Locate each line with the string "correlated" in the listing below and copy it.

Items

<<<<

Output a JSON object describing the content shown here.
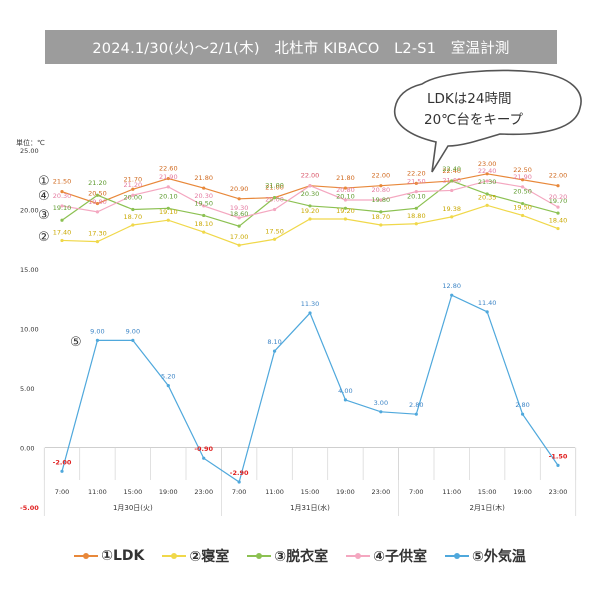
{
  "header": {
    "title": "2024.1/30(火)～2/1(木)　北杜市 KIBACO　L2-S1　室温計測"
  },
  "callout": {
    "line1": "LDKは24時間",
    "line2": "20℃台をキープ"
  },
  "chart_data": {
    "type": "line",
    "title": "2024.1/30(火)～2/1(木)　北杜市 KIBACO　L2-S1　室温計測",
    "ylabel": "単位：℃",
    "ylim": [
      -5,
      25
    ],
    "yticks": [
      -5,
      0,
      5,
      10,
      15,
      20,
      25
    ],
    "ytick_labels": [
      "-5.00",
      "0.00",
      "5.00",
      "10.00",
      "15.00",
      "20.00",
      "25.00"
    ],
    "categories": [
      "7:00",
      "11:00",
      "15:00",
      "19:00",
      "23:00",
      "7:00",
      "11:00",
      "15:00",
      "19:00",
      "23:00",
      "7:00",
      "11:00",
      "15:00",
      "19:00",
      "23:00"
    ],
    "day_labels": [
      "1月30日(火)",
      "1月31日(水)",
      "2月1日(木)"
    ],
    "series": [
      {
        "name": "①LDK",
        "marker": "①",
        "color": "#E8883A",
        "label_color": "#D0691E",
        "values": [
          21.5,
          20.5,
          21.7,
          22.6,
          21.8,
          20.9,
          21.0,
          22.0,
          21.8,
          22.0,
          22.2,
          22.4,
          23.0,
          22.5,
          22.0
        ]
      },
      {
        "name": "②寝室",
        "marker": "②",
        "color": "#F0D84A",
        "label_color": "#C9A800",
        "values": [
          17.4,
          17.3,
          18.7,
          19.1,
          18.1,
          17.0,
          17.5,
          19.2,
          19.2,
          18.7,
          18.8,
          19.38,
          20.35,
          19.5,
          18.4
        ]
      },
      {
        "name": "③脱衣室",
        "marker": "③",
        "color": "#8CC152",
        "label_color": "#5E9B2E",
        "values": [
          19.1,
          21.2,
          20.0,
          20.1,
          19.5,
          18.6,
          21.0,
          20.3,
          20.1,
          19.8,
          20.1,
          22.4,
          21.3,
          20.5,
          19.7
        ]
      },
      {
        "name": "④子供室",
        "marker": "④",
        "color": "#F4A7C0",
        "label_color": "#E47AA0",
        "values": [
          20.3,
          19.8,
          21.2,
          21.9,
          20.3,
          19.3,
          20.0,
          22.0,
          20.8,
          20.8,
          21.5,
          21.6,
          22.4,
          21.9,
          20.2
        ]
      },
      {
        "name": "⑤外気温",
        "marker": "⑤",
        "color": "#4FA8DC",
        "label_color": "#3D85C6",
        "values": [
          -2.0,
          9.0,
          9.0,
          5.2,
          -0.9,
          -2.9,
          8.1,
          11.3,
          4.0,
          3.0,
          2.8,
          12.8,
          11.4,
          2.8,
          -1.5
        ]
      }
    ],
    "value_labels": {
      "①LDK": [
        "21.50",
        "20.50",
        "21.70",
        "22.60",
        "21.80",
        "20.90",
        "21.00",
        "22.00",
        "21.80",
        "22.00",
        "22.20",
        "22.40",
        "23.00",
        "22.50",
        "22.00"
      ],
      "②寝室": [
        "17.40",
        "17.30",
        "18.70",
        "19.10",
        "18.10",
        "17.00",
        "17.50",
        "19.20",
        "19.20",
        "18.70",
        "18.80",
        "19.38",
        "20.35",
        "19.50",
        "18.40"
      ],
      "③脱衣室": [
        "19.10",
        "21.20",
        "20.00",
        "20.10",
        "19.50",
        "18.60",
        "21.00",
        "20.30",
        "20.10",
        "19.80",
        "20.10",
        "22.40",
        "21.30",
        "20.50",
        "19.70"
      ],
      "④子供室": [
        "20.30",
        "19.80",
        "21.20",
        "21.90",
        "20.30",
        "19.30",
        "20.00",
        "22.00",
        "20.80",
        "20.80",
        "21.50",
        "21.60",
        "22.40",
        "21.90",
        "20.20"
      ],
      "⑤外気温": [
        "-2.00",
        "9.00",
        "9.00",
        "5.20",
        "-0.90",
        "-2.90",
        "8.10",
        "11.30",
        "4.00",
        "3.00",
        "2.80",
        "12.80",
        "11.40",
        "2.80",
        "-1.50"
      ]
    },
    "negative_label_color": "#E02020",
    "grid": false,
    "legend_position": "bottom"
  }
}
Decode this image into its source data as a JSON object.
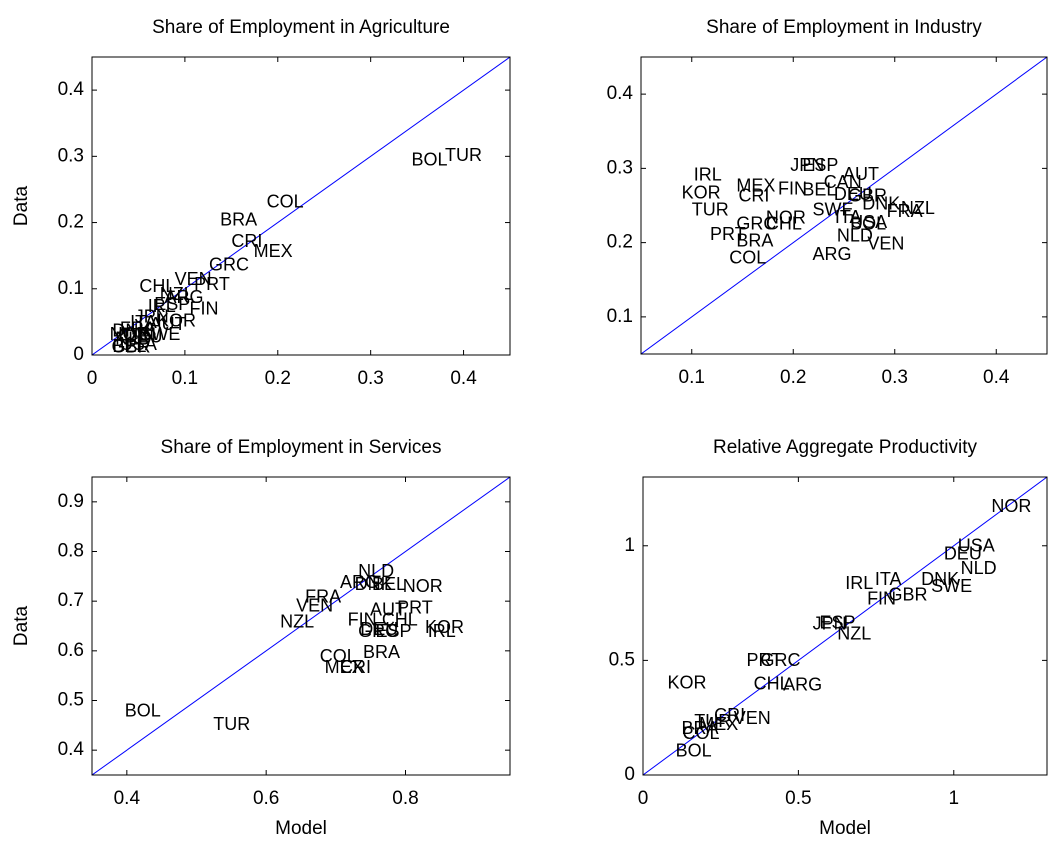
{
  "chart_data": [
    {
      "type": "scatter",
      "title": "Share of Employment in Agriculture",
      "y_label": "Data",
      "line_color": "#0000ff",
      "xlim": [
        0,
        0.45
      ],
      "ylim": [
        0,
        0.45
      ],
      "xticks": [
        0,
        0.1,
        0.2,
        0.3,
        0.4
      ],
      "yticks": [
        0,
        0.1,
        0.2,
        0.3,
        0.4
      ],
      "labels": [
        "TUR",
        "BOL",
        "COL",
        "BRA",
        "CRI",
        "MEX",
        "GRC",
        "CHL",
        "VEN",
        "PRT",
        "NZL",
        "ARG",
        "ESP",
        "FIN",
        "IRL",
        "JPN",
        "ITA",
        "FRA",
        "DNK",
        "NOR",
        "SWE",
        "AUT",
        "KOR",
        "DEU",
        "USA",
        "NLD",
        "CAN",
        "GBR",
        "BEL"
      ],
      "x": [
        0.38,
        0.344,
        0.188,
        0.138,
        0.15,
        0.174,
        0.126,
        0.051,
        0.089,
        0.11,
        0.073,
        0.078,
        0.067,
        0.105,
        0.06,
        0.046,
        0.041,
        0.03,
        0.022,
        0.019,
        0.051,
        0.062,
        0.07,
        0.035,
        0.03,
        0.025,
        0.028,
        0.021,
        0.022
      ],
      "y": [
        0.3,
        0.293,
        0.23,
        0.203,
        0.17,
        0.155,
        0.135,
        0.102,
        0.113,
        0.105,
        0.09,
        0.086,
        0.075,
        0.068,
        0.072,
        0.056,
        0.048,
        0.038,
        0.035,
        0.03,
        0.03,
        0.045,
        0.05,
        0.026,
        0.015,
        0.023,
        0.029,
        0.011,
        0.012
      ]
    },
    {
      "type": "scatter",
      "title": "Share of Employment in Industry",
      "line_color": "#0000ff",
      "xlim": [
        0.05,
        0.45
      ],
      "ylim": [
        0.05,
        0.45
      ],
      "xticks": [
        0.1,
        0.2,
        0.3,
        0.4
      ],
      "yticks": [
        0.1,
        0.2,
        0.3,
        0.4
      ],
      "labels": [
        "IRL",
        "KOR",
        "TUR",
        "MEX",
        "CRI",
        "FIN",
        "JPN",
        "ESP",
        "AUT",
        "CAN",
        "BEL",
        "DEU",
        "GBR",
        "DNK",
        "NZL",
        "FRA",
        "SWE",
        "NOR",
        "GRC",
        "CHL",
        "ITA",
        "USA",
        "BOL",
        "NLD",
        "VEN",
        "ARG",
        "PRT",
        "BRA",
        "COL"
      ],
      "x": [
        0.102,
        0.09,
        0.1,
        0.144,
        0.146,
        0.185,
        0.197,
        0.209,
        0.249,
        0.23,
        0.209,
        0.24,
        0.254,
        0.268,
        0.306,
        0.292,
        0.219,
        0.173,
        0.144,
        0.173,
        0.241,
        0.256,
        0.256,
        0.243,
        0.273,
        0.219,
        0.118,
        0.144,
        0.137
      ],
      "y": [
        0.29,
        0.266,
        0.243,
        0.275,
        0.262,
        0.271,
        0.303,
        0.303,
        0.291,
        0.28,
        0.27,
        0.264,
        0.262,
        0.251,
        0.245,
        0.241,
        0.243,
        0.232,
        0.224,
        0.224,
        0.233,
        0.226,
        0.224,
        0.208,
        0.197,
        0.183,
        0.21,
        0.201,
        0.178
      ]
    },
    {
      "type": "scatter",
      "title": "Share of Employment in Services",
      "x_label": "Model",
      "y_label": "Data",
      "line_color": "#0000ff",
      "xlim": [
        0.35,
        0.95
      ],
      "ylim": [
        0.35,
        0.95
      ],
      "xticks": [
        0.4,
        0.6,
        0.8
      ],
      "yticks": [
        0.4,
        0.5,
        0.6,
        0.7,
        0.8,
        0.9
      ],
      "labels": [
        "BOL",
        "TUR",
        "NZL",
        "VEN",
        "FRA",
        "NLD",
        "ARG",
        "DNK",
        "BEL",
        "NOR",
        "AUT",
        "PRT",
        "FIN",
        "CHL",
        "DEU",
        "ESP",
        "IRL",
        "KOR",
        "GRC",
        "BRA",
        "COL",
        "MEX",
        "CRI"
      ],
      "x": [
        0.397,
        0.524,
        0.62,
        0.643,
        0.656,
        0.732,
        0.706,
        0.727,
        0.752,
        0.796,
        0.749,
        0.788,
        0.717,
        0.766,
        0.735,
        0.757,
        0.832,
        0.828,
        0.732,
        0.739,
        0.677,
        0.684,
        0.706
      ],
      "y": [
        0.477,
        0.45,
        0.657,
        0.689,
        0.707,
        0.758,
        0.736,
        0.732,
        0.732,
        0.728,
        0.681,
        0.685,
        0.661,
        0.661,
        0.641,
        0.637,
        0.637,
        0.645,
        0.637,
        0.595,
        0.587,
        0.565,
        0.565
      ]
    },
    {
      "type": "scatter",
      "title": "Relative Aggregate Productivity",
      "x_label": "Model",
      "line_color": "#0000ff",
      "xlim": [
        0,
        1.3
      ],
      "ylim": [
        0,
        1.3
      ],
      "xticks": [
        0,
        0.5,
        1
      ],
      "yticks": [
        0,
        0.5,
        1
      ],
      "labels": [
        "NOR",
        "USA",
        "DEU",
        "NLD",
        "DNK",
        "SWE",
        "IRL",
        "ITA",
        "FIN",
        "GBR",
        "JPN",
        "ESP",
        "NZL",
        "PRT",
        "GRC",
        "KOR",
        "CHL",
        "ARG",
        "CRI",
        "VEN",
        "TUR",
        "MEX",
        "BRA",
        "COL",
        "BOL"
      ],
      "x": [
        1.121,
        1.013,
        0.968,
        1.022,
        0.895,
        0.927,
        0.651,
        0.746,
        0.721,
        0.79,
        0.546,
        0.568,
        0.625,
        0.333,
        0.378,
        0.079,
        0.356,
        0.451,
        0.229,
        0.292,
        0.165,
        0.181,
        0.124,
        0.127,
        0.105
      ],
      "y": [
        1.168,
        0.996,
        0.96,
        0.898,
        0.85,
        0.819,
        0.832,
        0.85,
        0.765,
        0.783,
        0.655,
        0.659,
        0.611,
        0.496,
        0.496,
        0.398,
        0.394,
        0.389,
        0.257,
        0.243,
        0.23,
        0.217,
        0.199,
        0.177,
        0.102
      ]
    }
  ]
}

>>>>
<<<<

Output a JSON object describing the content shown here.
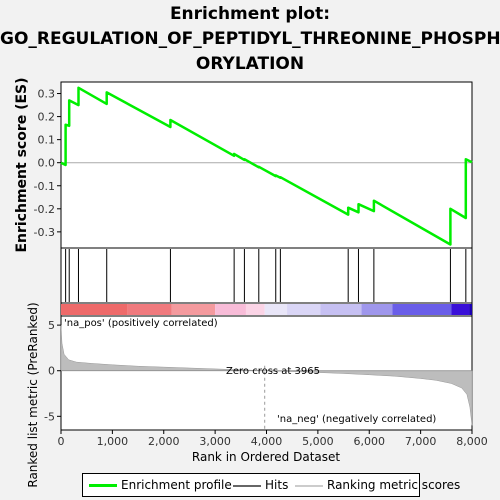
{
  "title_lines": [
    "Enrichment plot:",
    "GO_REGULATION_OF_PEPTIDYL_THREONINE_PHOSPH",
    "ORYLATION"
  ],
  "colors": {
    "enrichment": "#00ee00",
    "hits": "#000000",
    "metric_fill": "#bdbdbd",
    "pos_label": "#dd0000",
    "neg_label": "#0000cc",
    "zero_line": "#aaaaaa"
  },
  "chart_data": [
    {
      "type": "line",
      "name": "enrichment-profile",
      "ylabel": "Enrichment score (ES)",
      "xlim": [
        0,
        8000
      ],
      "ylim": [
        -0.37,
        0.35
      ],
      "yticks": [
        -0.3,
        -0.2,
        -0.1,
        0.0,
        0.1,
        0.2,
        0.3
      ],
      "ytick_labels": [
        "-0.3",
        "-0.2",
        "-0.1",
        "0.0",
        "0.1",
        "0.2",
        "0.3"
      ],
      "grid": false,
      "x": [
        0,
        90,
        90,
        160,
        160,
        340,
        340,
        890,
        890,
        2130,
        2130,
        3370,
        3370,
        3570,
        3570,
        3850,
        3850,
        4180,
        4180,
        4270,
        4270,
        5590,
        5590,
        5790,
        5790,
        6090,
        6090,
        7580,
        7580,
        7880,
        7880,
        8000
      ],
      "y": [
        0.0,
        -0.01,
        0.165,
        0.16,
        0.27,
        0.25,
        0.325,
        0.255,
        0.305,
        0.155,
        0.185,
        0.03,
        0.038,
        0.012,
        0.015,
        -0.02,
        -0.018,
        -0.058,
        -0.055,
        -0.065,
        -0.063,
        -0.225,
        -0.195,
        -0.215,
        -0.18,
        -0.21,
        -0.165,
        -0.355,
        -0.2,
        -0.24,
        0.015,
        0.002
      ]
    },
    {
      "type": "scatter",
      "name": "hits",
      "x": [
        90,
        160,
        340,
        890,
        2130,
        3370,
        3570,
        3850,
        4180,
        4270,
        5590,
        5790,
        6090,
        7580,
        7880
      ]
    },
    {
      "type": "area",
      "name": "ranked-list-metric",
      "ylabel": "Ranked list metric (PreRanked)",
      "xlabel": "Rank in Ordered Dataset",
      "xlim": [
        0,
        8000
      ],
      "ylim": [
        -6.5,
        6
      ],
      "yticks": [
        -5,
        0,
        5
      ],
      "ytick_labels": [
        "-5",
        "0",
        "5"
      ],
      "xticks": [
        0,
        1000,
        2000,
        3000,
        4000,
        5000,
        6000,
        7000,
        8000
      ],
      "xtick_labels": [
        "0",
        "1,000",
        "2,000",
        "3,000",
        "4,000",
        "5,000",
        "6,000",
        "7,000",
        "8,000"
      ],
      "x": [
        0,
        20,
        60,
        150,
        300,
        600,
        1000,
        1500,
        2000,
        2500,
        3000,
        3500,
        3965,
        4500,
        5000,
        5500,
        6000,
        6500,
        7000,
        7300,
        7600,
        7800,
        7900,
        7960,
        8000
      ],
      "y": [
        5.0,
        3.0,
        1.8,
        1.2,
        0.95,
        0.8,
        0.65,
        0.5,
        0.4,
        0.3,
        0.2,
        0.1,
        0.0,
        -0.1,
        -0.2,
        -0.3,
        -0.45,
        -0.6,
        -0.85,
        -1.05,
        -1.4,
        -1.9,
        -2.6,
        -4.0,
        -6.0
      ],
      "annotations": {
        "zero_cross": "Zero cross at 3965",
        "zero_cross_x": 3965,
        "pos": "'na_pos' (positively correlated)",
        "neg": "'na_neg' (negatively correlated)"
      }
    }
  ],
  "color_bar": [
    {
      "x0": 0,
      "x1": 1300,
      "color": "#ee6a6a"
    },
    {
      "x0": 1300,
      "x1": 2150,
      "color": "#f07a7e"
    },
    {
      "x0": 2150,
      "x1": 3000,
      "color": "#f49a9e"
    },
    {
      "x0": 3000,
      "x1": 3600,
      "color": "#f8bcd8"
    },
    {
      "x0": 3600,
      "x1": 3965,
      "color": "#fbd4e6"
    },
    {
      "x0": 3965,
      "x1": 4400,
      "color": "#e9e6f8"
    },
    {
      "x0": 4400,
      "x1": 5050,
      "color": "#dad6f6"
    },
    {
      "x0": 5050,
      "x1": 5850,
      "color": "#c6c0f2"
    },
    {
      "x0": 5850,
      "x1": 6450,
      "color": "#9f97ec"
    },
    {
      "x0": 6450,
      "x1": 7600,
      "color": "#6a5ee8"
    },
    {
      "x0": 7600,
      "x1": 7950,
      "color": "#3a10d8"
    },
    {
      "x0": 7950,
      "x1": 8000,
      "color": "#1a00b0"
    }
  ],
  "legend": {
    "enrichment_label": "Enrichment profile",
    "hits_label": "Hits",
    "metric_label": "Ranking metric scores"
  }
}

>>>>

Problem solution
        "pos": "'na_pos' (positively correlated)",
        "neg": "'na_neg' (negatively correlated)"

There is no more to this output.